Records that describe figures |

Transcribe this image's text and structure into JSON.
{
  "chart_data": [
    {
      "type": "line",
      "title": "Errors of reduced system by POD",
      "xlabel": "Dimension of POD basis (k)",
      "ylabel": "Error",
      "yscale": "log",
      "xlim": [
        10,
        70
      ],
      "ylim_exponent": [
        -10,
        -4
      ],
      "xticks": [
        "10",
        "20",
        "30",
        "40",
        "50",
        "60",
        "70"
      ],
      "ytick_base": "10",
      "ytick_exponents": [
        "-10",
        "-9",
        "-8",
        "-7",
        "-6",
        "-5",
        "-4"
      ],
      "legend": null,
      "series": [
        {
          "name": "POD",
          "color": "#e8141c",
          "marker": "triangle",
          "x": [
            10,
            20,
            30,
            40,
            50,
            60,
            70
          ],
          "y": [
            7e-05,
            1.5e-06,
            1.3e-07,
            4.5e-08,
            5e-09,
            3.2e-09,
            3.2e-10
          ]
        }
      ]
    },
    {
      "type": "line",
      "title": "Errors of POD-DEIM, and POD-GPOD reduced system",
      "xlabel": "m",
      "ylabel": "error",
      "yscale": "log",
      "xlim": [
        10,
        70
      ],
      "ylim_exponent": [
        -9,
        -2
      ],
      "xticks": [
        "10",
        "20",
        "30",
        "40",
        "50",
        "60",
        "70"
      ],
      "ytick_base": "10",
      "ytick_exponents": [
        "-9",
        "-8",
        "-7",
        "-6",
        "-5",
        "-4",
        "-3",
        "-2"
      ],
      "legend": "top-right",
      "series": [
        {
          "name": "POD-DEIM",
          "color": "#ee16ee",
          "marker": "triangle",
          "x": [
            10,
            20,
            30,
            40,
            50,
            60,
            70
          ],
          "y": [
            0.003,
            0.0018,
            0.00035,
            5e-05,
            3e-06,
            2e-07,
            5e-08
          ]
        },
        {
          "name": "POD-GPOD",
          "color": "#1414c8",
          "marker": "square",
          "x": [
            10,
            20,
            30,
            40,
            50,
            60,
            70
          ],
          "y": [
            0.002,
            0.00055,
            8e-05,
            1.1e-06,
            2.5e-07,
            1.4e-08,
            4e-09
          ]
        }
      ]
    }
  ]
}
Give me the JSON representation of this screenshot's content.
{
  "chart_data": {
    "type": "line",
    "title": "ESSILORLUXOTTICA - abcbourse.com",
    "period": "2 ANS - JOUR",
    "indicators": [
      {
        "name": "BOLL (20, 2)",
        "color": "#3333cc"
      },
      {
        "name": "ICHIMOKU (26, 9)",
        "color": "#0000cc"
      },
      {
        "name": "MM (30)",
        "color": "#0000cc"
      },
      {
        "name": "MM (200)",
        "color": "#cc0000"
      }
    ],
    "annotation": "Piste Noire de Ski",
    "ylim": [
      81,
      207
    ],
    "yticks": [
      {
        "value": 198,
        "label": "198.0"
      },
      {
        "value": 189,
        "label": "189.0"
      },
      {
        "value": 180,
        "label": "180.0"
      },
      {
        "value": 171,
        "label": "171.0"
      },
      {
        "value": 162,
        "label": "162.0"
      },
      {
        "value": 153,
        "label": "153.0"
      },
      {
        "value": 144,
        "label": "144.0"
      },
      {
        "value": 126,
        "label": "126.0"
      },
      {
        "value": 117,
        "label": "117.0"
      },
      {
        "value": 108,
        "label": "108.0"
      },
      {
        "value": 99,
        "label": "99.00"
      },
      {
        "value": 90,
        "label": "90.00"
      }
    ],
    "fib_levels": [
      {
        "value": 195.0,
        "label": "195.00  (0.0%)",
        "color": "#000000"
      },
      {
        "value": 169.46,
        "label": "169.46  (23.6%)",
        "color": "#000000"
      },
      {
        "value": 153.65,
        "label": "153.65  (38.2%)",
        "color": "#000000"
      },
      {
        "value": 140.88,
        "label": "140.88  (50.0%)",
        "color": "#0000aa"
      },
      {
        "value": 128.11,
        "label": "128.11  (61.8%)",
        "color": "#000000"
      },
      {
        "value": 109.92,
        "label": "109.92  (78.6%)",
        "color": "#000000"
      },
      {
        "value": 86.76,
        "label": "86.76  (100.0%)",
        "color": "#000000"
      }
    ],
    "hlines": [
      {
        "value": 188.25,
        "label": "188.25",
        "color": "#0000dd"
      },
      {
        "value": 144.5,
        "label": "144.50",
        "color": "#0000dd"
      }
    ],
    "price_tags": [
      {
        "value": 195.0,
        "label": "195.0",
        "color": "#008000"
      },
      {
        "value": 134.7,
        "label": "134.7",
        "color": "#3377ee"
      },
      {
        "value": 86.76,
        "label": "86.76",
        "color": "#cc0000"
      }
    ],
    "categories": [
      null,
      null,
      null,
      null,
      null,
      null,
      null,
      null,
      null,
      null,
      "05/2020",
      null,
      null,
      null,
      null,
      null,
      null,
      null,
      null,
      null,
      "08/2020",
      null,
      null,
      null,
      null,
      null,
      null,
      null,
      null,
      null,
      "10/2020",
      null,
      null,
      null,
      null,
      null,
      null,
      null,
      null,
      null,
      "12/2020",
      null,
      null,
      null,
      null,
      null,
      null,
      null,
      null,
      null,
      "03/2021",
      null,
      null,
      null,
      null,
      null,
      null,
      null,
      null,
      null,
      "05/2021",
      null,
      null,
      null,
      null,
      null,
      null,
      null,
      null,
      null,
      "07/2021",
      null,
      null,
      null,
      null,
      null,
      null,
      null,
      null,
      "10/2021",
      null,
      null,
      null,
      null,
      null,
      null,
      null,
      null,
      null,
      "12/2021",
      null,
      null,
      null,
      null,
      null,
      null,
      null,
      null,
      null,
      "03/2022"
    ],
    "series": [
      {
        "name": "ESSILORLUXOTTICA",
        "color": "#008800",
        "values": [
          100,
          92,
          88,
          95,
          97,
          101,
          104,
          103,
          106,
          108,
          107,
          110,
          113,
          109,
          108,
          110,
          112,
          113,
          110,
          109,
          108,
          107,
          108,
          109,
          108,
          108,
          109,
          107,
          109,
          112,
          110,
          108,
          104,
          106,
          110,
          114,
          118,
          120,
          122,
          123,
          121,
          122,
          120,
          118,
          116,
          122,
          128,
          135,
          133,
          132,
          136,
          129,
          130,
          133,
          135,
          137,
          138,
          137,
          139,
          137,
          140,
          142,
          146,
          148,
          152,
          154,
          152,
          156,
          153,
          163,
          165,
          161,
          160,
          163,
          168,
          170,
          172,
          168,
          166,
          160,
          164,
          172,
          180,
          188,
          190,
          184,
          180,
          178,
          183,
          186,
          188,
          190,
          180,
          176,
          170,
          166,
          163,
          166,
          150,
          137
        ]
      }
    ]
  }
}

PROBLEM TO SOLVE | Return each line of the records above exactly as it reads.

WRITTEN ANSWER |
Transcribe this image's text and structure into JSON.
{
  "chart_data": [
    {
      "type": "line",
      "title": "Errors of reduced system by POD",
      "xlabel": "Dimension of POD basis (k)",
      "ylabel": "Error",
      "yscale": "log",
      "xlim": [
        10,
        70
      ],
      "ylim_exponent": [
        -10,
        -4
      ],
      "xticks": [
        "10",
        "20",
        "30",
        "40",
        "50",
        "60",
        "70"
      ],
      "ytick_base": "10",
      "ytick_exponents": [
        "-10",
        "-9",
        "-8",
        "-7",
        "-6",
        "-5",
        "-4"
      ],
      "legend": null,
      "series": [
        {
          "name": "POD",
          "color": "#e8141c",
          "marker": "triangle",
          "x": [
            10,
            20,
            30,
            40,
            50,
            60,
            70
          ],
          "y": [
            7e-05,
            1.5e-06,
            1.3e-07,
            4.5e-08,
            5e-09,
            3.2e-09,
            3.2e-10
          ]
        }
      ]
    },
    {
      "type": "line",
      "title": "Errors of POD-DEIM, and POD-GPOD reduced system",
      "xlabel": "m",
      "ylabel": "error",
      "yscale": "log",
      "xlim": [
        10,
        70
      ],
      "ylim_exponent": [
        -9,
        -2
      ],
      "xticks": [
        "10",
        "20",
        "30",
        "40",
        "50",
        "60",
        "70"
      ],
      "ytick_base": "10",
      "ytick_exponents": [
        "-9",
        "-8",
        "-7",
        "-6",
        "-5",
        "-4",
        "-3",
        "-2"
      ],
      "legend": "top-right",
      "series": [
        {
          "name": "POD-DEIM",
          "color": "#ee16ee",
          "marker": "triangle",
          "x": [
            10,
            20,
            30,
            40,
            50,
            60,
            70
          ],
          "y": [
            0.003,
            0.0018,
            0.00035,
            5e-05,
            3e-06,
            2e-07,
            5e-08
          ]
        },
        {
          "name": "POD-GPOD",
          "color": "#1414c8",
          "marker": "square",
          "x": [
            10,
            20,
            30,
            40,
            50,
            60,
            70
          ],
          "y": [
            0.002,
            0.00055,
            8e-05,
            1.1e-06,
            2.5e-07,
            1.4e-08,
            4e-09
          ]
        }
      ]
    }
  ]
}
Give me the JSON representation of this screenshot's content.
{
  "chart_data": {
    "type": "line",
    "title": "ESSILORLUXOTTICA - abcbourse.com",
    "period": "2 ANS - JOUR",
    "indicators": [
      {
        "name": "BOLL (20, 2)",
        "color": "#3333cc"
      },
      {
        "name": "ICHIMOKU (26, 9)",
        "color": "#0000cc"
      },
      {
        "name": "MM (30)",
        "color": "#0000cc"
      },
      {
        "name": "MM (200)",
        "color": "#cc0000"
      }
    ],
    "annotation": "Piste Noire de Ski",
    "ylim": [
      81,
      207
    ],
    "yticks": [
      {
        "value": 198,
        "label": "198.0"
      },
      {
        "value": 189,
        "label": "189.0"
      },
      {
        "value": 180,
        "label": "180.0"
      },
      {
        "value": 171,
        "label": "171.0"
      },
      {
        "value": 162,
        "label": "162.0"
      },
      {
        "value": 153,
        "label": "153.0"
      },
      {
        "value": 144,
        "label": "144.0"
      },
      {
        "value": 126,
        "label": "126.0"
      },
      {
        "value": 117,
        "label": "117.0"
      },
      {
        "value": 108,
        "label": "108.0"
      },
      {
        "value": 99,
        "label": "99.00"
      },
      {
        "value": 90,
        "label": "90.00"
      }
    ],
    "fib_levels": [
      {
        "value": 195.0,
        "label": "195.00  (0.0%)",
        "color": "#000000"
      },
      {
        "value": 169.46,
        "label": "169.46  (23.6%)",
        "color": "#000000"
      },
      {
        "value": 153.65,
        "label": "153.65  (38.2%)",
        "color": "#000000"
      },
      {
        "value": 140.88,
        "label": "140.88  (50.0%)",
        "color": "#0000aa"
      },
      {
        "value": 128.11,
        "label": "128.11  (61.8%)",
        "color": "#000000"
      },
      {
        "value": 109.92,
        "label": "109.92  (78.6%)",
        "color": "#000000"
      },
      {
        "value": 86.76,
        "label": "86.76  (100.0%)",
        "color": "#000000"
      }
    ],
    "hlines": [
      {
        "value": 188.25,
        "label": "188.25",
        "color": "#0000dd"
      },
      {
        "value": 144.5,
        "label": "144.50",
        "color": "#0000dd"
      }
    ],
    "price_tags": [
      {
        "value": 195.0,
        "label": "195.0",
        "color": "#008000"
      },
      {
        "value": 134.7,
        "label": "134.7",
        "color": "#3377ee"
      },
      {
        "value": 86.76,
        "label": "86.76",
        "color": "#cc0000"
      }
    ],
    "categories": [
      null,
      null,
      null,
      null,
      null,
      null,
      null,
      null,
      null,
      null,
      "05/2020",
      null,
      null,
      null,
      null,
      null,
      null,
      null,
      null,
      null,
      "08/2020",
      null,
      null,
      null,
      null,
      null,
      null,
      null,
      null,
      null,
      "10/2020",
      null,
      null,
      null,
      null,
      null,
      null,
      null,
      null,
      null,
      "12/2020",
      null,
      null,
      null,
      null,
      null,
      null,
      null,
      null,
      null,
      "03/2021",
      null,
      null,
      null,
      null,
      null,
      null,
      null,
      null,
      null,
      "05/2021",
      null,
      null,
      null,
      null,
      null,
      null,
      null,
      null,
      null,
      "07/2021",
      null,
      null,
      null,
      null,
      null,
      null,
      null,
      null,
      "10/2021",
      null,
      null,
      null,
      null,
      null,
      null,
      null,
      null,
      null,
      "12/2021",
      null,
      null,
      null,
      null,
      null,
      null,
      null,
      null,
      null,
      "03/2022"
    ],
    "series": [
      {
        "name": "ESSILORLUXOTTICA",
        "color": "#008800",
        "values": [
          100,
          92,
          88,
          95,
          97,
          101,
          104,
          103,
          106,
          108,
          107,
          110,
          113,
          109,
          108,
          110,
          112,
          113,
          110,
          109,
          108,
          107,
          108,
          109,
          108,
          108,
          109,
          107,
          109,
          112,
          110,
          108,
          104,
          106,
          110,
          114,
          118,
          120,
          122,
          123,
          121,
          122,
          120,
          118,
          116,
          122,
          128,
          135,
          133,
          132,
          136,
          129,
          130,
          133,
          135,
          137,
          138,
          137,
          139,
          137,
          140,
          142,
          146,
          148,
          152,
          154,
          152,
          156,
          153,
          163,
          165,
          161,
          160,
          163,
          168,
          170,
          172,
          168,
          166,
          160,
          164,
          172,
          180,
          188,
          190,
          184,
          180,
          178,
          183,
          186,
          188,
          190,
          180,
          176,
          170,
          166,
          163,
          166,
          150,
          137
        ]
      }
    ]
  }
}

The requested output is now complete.